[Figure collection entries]
━━━
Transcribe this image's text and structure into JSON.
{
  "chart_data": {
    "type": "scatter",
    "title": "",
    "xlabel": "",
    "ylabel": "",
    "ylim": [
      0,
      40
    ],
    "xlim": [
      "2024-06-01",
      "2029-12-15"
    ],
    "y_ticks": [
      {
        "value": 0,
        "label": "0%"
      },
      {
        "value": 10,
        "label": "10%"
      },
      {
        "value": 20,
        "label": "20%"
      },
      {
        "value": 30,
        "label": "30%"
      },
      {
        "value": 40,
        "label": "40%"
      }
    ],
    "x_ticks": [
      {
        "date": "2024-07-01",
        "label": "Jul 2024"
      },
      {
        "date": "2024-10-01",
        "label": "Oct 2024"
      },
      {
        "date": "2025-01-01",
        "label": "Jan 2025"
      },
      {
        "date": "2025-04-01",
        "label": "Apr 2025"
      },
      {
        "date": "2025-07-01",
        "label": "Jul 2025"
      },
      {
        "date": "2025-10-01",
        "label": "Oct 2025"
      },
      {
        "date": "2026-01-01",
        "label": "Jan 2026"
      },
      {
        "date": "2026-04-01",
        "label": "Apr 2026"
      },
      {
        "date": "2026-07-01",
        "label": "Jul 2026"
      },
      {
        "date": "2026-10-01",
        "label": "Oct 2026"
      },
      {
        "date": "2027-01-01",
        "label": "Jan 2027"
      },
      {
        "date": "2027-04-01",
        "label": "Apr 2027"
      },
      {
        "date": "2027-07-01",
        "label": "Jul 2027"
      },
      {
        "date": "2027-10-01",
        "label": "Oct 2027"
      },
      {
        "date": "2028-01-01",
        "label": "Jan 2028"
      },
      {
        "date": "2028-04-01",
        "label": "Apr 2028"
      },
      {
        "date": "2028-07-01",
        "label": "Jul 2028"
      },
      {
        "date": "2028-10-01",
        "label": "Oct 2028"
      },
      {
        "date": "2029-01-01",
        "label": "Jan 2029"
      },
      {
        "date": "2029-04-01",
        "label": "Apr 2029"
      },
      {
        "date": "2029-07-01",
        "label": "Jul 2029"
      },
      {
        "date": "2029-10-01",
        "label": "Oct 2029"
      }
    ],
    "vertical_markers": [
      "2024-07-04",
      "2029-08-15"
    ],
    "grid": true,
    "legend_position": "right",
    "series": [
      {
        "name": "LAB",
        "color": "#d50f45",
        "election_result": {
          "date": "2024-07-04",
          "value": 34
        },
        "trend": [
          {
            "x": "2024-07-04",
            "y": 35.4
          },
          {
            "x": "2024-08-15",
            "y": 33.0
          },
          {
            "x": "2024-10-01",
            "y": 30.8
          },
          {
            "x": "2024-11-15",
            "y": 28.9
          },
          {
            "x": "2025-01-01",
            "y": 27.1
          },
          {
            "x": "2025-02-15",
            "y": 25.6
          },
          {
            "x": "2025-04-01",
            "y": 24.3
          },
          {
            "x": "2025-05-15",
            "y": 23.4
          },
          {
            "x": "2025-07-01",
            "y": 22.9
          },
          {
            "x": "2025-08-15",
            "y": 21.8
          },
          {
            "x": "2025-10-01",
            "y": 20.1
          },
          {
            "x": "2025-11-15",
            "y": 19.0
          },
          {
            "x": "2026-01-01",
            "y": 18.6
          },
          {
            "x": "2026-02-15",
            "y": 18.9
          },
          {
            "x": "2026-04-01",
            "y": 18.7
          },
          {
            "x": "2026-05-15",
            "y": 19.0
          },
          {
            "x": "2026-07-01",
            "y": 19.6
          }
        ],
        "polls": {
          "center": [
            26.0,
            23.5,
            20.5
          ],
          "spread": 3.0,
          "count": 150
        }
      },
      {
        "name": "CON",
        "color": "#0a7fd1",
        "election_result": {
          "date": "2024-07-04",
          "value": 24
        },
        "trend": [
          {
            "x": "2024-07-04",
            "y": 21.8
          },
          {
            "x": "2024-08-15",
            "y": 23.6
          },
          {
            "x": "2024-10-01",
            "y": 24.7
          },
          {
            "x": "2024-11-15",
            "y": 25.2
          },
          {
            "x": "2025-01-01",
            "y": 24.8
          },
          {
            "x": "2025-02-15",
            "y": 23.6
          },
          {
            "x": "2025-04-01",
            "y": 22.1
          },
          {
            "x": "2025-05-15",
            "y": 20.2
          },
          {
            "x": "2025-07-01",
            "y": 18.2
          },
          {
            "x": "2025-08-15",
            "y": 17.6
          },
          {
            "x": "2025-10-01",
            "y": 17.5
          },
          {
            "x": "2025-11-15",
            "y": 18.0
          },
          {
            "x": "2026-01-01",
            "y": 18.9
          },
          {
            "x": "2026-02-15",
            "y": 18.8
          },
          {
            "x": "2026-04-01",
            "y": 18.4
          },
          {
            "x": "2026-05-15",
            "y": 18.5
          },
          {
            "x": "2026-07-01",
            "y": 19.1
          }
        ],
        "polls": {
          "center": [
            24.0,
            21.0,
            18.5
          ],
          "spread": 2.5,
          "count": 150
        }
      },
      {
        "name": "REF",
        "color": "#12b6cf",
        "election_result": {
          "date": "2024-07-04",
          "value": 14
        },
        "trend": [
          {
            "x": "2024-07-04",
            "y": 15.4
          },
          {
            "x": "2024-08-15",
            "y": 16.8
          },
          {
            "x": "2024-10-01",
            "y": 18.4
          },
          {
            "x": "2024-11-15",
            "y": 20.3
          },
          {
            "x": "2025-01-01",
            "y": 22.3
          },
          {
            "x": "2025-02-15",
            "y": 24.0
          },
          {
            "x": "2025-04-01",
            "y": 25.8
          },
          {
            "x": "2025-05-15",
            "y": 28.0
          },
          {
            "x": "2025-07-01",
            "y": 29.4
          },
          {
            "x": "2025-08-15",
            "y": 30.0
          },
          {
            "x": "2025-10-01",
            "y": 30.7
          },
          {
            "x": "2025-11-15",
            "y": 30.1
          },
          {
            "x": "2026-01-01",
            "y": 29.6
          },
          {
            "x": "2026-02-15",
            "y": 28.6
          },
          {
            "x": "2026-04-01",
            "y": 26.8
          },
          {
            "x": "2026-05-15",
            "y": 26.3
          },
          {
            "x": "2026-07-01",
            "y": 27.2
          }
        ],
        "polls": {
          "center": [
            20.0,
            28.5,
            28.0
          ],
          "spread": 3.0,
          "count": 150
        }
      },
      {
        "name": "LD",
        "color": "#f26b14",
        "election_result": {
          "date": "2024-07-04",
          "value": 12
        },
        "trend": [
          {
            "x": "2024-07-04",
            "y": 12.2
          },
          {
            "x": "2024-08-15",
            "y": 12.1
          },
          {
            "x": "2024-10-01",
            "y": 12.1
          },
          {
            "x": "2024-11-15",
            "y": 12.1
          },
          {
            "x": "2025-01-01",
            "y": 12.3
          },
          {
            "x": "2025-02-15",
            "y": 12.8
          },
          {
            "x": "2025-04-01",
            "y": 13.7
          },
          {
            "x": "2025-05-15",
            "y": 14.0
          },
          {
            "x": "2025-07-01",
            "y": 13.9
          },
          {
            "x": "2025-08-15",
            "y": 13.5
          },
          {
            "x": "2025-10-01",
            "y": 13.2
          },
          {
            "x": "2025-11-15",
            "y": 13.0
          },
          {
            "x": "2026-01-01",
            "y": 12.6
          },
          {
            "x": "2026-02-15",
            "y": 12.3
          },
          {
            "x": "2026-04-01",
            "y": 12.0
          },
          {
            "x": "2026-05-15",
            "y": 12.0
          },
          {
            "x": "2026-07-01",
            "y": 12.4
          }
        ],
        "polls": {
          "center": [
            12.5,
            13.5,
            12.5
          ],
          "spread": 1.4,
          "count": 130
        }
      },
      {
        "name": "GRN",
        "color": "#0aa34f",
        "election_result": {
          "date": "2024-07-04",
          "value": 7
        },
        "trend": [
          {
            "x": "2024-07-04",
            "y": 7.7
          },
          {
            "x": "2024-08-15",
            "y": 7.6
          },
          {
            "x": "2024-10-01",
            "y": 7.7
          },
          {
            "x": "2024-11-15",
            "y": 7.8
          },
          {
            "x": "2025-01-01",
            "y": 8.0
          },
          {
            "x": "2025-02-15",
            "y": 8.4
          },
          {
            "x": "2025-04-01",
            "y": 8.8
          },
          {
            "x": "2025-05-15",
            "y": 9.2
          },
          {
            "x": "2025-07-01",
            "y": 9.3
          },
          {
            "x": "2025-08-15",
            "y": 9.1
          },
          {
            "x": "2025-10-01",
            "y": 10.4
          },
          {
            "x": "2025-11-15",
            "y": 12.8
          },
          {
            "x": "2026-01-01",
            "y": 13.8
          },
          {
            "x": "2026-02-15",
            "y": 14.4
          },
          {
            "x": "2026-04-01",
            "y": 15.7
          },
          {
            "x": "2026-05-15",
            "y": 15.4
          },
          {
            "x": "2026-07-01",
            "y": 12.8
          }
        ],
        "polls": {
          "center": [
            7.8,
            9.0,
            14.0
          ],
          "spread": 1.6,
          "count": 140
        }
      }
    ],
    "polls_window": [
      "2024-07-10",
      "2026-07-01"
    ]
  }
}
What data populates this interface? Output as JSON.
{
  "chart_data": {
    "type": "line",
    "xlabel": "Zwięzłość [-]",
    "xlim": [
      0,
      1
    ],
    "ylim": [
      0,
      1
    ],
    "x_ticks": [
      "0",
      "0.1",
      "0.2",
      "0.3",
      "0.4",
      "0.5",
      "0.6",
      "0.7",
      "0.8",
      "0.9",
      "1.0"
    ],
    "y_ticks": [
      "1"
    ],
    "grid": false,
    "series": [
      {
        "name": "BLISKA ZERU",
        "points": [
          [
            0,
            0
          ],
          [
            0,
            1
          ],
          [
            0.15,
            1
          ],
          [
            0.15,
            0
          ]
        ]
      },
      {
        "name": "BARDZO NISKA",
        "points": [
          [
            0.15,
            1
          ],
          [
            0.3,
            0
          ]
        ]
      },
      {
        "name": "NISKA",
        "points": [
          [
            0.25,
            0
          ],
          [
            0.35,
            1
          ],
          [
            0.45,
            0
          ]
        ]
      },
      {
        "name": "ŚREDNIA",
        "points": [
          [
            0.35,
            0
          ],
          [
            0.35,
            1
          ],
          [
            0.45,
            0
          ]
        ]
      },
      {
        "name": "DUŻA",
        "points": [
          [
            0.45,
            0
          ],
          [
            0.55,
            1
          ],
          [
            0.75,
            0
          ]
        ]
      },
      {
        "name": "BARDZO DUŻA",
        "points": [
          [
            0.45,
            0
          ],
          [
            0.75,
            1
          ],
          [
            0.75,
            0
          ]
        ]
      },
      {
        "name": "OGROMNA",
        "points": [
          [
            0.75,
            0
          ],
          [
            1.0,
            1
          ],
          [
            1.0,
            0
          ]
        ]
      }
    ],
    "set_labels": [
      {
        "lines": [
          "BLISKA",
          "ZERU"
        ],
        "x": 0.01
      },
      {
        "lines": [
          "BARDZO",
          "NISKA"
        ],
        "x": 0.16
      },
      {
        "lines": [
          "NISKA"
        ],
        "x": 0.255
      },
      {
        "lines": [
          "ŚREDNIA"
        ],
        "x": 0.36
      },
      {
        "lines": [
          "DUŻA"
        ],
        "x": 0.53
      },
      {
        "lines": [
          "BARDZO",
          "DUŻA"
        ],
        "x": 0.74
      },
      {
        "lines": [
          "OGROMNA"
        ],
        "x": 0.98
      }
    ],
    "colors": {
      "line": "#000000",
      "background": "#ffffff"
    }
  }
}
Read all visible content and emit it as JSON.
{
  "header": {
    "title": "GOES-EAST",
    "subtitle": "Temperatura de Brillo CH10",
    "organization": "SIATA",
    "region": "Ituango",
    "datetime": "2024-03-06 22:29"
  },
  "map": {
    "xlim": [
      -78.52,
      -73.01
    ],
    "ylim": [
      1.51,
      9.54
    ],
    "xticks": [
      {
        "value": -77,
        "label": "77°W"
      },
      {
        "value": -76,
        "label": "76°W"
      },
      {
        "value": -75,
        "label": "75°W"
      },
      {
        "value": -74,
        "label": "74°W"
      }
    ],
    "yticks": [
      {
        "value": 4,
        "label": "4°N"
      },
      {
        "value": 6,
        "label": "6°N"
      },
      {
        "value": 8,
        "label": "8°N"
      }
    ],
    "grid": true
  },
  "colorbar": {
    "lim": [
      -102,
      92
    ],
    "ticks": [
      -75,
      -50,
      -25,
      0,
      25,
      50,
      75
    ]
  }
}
━━━
● Exercise directions
Every line in the data above that contains "spread" needs to be copied.

● Exercise response
          "spread": 3.0,
          "spread": 2.5,
          "spread": 3.0,
          "spread": 1.4,
          "spread": 1.6,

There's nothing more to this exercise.